>>

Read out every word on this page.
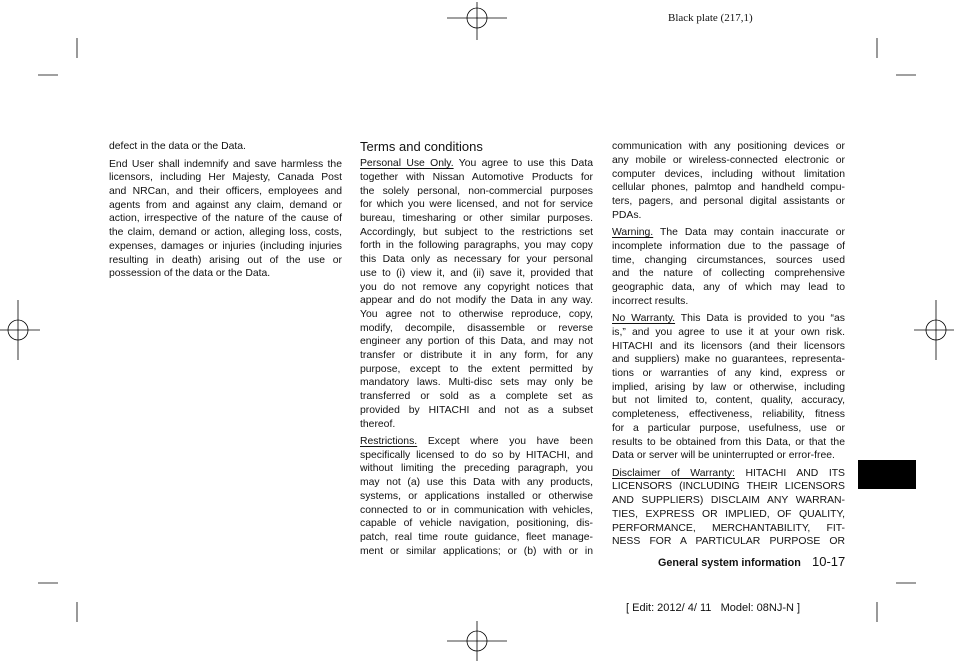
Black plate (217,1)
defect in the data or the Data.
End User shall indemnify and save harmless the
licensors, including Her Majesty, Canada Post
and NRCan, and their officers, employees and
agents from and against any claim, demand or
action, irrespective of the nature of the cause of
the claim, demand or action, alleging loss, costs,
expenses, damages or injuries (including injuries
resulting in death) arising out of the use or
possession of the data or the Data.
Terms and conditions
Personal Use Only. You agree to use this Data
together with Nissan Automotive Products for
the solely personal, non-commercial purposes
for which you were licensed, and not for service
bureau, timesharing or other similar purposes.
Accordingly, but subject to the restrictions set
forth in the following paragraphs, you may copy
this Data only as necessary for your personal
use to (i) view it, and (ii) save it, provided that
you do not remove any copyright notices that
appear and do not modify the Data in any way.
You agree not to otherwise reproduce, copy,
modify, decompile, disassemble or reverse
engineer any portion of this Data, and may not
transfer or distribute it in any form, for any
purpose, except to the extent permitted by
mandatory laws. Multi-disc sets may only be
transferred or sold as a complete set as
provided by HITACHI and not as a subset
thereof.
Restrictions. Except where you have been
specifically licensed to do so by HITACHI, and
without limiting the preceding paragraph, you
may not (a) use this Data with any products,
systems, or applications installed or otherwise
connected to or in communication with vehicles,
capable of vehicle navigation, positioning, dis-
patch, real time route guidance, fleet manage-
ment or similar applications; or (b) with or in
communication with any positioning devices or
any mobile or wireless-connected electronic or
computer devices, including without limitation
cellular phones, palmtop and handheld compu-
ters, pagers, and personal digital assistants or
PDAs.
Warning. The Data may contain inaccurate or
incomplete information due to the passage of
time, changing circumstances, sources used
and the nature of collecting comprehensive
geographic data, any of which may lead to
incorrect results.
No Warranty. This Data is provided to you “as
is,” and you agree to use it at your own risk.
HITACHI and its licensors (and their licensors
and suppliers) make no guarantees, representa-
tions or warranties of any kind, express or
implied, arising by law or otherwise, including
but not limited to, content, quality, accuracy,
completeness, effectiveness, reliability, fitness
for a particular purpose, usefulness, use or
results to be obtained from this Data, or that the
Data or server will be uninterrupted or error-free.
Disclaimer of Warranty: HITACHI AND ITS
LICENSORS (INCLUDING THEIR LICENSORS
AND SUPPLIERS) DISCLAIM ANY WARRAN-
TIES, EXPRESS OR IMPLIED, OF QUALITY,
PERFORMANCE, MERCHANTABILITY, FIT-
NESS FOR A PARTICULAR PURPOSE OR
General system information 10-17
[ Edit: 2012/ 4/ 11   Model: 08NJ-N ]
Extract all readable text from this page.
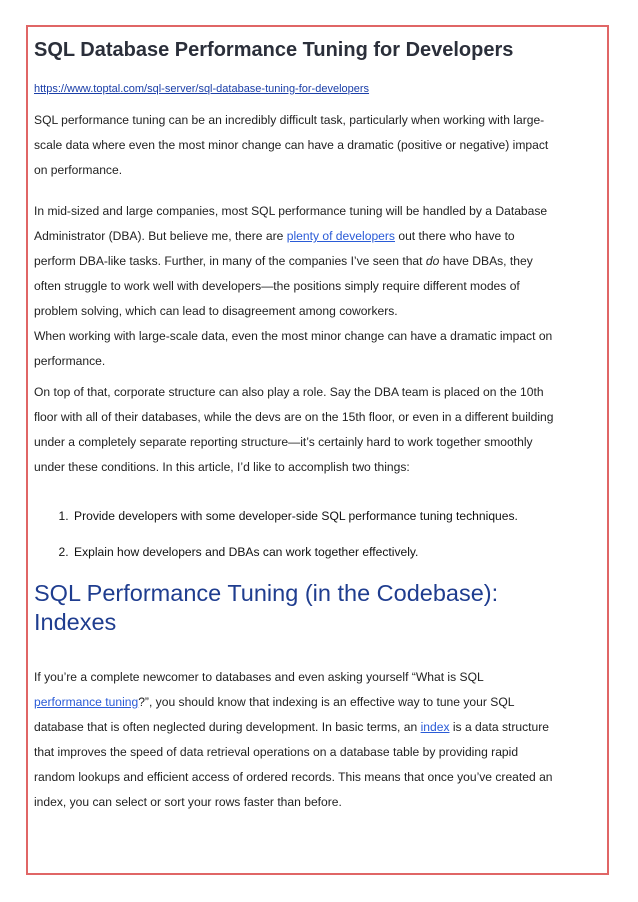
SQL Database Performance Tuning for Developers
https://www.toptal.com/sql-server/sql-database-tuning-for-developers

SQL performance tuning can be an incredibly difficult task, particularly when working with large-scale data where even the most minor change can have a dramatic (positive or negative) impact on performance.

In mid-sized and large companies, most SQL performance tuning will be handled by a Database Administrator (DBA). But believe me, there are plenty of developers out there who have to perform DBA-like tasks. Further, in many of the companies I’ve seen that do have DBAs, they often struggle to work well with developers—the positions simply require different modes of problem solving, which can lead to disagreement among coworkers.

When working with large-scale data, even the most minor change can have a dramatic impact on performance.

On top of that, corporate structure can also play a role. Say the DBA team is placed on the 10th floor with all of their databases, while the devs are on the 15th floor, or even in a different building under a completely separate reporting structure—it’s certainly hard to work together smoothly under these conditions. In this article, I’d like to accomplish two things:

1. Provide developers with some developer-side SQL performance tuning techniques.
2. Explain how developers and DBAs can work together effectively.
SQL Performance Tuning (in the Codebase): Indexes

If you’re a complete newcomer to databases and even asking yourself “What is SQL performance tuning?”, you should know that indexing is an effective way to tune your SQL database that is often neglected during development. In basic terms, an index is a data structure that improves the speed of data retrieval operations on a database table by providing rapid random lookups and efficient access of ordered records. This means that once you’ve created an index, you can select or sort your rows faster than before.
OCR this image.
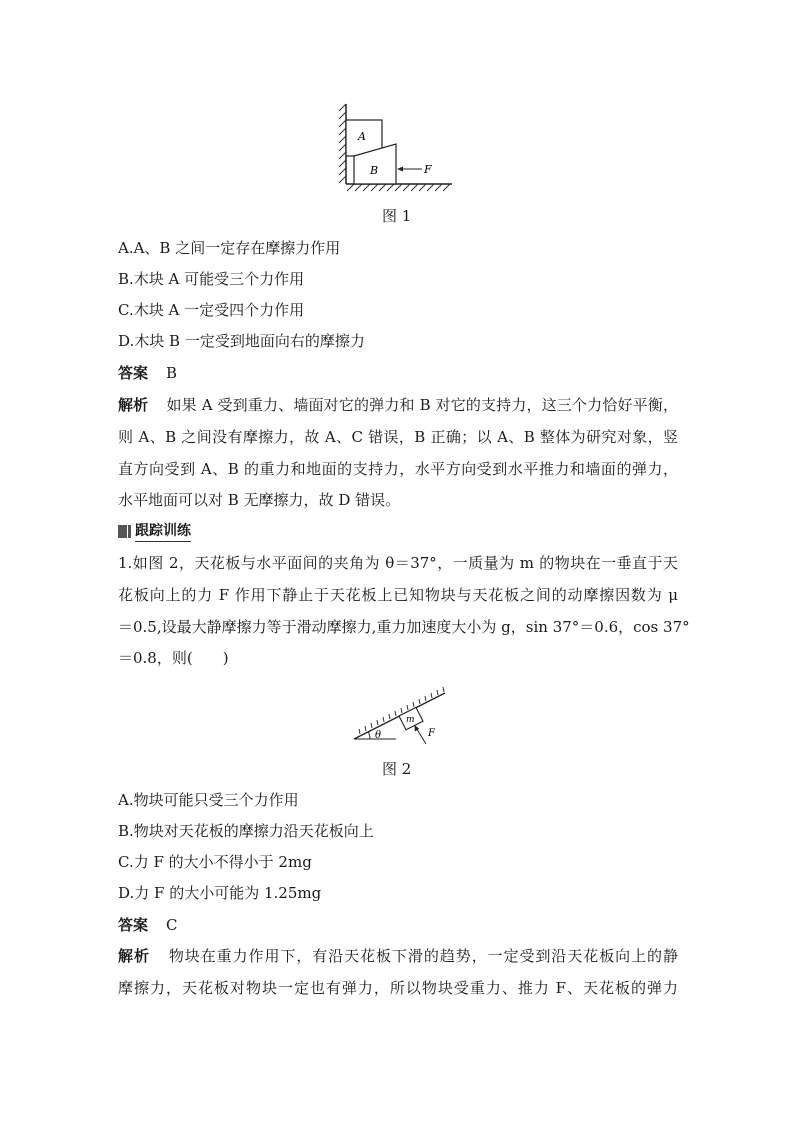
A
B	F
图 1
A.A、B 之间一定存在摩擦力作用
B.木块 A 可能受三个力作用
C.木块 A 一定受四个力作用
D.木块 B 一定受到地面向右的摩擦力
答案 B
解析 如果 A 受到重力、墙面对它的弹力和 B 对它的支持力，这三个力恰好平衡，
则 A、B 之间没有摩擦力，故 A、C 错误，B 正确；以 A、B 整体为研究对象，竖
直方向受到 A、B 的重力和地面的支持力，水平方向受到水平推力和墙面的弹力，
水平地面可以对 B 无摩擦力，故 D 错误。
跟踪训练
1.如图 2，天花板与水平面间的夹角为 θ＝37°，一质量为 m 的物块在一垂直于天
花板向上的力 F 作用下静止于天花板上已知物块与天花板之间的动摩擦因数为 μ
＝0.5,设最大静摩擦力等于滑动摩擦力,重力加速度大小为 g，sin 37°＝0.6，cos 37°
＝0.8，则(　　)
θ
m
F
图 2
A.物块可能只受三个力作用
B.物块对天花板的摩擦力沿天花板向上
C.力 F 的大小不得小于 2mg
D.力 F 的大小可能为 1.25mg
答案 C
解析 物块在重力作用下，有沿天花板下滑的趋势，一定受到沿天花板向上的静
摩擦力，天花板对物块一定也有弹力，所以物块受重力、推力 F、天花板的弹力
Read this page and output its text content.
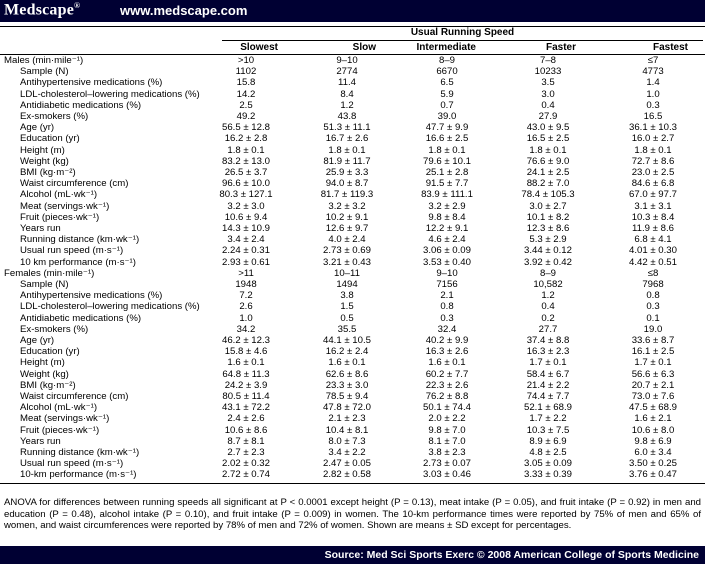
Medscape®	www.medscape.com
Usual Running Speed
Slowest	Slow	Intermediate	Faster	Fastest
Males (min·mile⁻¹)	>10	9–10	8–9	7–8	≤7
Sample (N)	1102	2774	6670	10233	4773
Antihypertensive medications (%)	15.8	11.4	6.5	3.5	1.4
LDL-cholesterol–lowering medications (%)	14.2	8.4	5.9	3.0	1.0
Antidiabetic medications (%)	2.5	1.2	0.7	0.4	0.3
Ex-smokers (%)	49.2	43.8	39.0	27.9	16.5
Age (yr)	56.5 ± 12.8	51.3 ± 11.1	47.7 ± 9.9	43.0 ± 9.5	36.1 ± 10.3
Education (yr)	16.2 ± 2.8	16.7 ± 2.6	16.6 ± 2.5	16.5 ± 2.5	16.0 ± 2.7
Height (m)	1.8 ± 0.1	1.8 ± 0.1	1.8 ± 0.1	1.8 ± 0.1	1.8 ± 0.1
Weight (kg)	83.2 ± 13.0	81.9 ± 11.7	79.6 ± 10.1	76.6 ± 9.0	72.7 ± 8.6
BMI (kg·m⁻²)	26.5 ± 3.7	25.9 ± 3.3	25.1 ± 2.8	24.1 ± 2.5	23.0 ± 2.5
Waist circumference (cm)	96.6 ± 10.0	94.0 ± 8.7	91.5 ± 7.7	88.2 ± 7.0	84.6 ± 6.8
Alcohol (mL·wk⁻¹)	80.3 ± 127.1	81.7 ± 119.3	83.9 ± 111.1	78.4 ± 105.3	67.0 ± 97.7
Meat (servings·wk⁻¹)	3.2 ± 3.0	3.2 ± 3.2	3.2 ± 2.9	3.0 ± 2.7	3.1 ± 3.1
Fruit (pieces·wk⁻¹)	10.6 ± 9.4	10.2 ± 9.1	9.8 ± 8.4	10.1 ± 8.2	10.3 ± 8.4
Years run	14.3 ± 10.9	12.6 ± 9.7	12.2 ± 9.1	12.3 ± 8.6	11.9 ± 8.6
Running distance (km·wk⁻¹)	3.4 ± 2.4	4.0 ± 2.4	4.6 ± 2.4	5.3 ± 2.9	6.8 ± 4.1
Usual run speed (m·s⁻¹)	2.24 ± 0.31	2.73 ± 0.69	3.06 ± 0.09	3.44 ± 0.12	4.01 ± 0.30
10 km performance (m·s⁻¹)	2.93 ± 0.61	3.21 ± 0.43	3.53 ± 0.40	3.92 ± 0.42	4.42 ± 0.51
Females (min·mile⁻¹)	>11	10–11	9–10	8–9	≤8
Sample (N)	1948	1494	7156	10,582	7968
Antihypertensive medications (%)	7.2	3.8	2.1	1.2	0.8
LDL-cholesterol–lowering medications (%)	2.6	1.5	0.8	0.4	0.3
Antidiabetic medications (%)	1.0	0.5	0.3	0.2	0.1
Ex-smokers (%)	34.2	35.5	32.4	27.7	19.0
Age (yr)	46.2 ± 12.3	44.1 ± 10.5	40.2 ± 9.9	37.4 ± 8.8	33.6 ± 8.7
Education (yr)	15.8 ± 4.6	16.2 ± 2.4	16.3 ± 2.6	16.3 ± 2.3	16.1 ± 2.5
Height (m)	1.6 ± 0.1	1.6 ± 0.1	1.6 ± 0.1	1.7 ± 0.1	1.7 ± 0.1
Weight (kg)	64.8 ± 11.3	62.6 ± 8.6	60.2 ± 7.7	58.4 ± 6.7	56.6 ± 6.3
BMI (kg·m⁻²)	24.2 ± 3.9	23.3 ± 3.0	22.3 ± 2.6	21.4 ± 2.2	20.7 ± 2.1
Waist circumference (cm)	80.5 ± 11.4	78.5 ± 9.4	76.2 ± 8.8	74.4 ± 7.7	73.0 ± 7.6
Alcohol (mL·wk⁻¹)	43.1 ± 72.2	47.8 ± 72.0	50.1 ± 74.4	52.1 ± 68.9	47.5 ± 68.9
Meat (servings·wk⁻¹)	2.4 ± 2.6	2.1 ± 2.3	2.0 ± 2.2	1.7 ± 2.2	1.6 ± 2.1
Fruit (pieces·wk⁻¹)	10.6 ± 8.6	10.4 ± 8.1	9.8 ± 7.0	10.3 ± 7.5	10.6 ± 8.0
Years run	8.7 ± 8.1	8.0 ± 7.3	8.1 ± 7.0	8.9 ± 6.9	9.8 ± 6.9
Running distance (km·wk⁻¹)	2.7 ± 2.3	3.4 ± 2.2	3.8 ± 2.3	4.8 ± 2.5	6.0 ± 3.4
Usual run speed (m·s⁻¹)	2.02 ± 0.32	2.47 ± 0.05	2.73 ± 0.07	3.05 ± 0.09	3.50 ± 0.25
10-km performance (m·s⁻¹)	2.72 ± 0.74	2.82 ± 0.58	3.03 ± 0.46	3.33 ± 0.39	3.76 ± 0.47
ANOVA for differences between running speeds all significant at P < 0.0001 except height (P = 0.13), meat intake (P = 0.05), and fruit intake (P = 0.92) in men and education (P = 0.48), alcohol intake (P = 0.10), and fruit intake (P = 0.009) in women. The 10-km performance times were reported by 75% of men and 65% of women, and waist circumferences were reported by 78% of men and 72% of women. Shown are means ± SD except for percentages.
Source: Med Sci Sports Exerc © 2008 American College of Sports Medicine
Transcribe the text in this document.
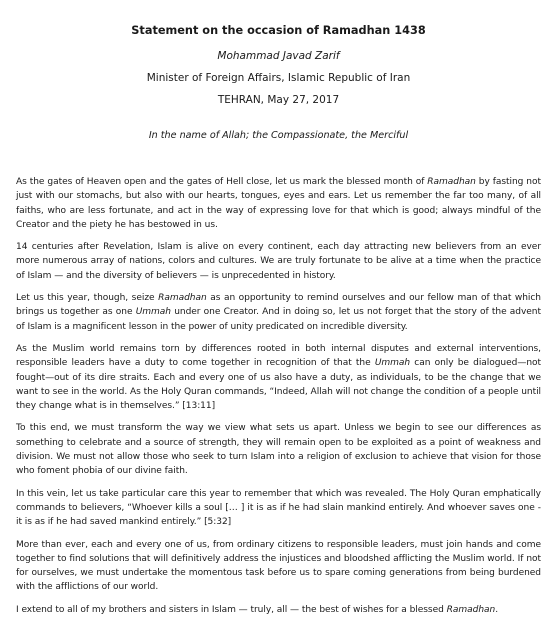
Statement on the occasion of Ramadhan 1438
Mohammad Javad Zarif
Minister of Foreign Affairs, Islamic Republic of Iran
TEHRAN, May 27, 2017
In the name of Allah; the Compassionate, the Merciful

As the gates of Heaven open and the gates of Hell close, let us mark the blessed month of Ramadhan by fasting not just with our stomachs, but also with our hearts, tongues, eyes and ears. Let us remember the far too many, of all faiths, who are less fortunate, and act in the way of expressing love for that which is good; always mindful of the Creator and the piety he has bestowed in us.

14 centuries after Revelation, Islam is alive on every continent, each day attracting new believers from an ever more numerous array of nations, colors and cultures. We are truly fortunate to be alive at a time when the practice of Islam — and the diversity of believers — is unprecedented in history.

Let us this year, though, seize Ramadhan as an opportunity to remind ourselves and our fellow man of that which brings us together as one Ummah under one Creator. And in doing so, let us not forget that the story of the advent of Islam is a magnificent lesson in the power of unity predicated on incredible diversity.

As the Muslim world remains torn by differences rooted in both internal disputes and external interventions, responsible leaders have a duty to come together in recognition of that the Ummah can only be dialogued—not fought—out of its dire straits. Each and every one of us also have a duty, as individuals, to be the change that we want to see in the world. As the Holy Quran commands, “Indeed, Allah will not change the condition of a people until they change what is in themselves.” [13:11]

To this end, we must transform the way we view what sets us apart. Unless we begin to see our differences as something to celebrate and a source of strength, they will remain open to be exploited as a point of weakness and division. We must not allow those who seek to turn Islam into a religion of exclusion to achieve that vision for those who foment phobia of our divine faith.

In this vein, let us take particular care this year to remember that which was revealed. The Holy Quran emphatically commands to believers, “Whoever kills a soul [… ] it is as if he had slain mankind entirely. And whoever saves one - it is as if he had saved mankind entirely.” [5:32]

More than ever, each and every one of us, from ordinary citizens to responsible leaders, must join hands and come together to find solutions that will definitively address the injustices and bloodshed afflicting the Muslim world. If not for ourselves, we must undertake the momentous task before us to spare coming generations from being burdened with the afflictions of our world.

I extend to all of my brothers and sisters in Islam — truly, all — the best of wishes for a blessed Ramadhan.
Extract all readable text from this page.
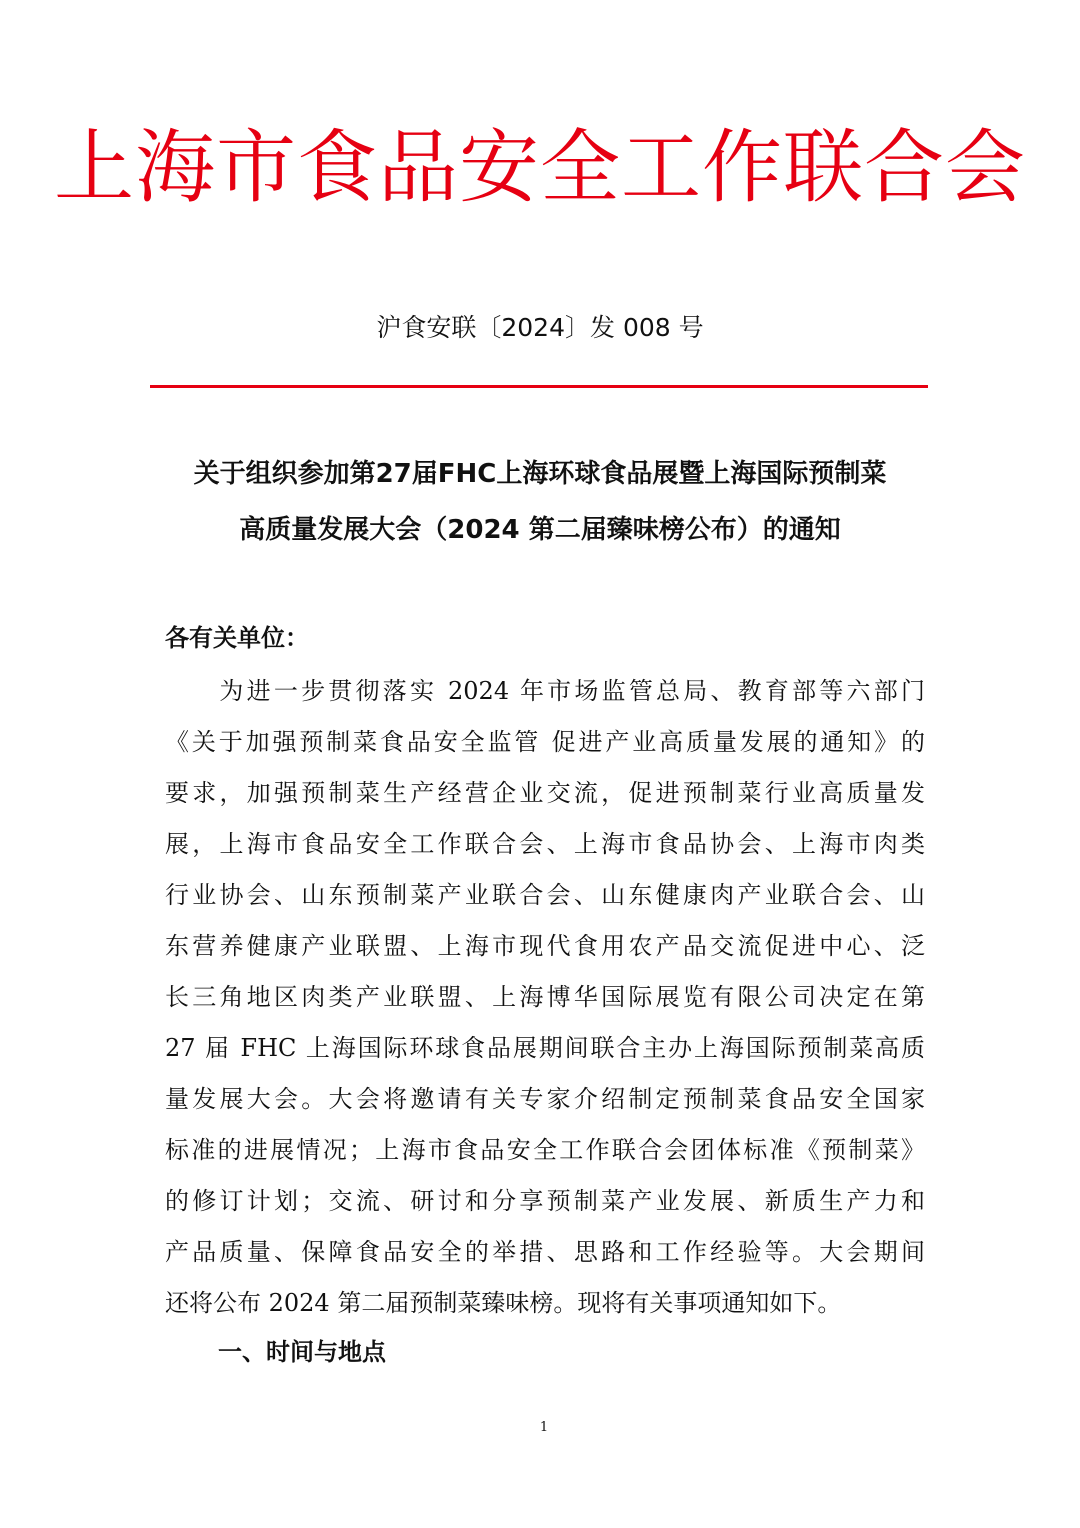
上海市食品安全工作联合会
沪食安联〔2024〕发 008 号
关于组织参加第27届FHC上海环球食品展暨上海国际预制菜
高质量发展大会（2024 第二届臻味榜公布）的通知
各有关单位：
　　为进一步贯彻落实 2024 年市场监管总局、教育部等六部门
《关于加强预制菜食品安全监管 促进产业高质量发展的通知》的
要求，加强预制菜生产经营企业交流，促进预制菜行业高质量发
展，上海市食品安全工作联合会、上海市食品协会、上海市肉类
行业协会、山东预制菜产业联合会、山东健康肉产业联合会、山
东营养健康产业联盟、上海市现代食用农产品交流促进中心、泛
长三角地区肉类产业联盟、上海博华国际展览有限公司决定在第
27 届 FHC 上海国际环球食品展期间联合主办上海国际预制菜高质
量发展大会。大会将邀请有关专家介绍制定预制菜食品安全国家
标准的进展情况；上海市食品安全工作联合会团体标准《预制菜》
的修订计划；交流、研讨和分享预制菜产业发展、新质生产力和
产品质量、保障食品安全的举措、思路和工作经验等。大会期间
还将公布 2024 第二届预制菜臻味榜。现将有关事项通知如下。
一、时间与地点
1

<<

=== Work to do ===
The lines to collect are those holding the string "purposes"; copy them all.

=== Worked answer ===
the solely personal, non-commercial purposes
bureau, timesharing or other similar purposes.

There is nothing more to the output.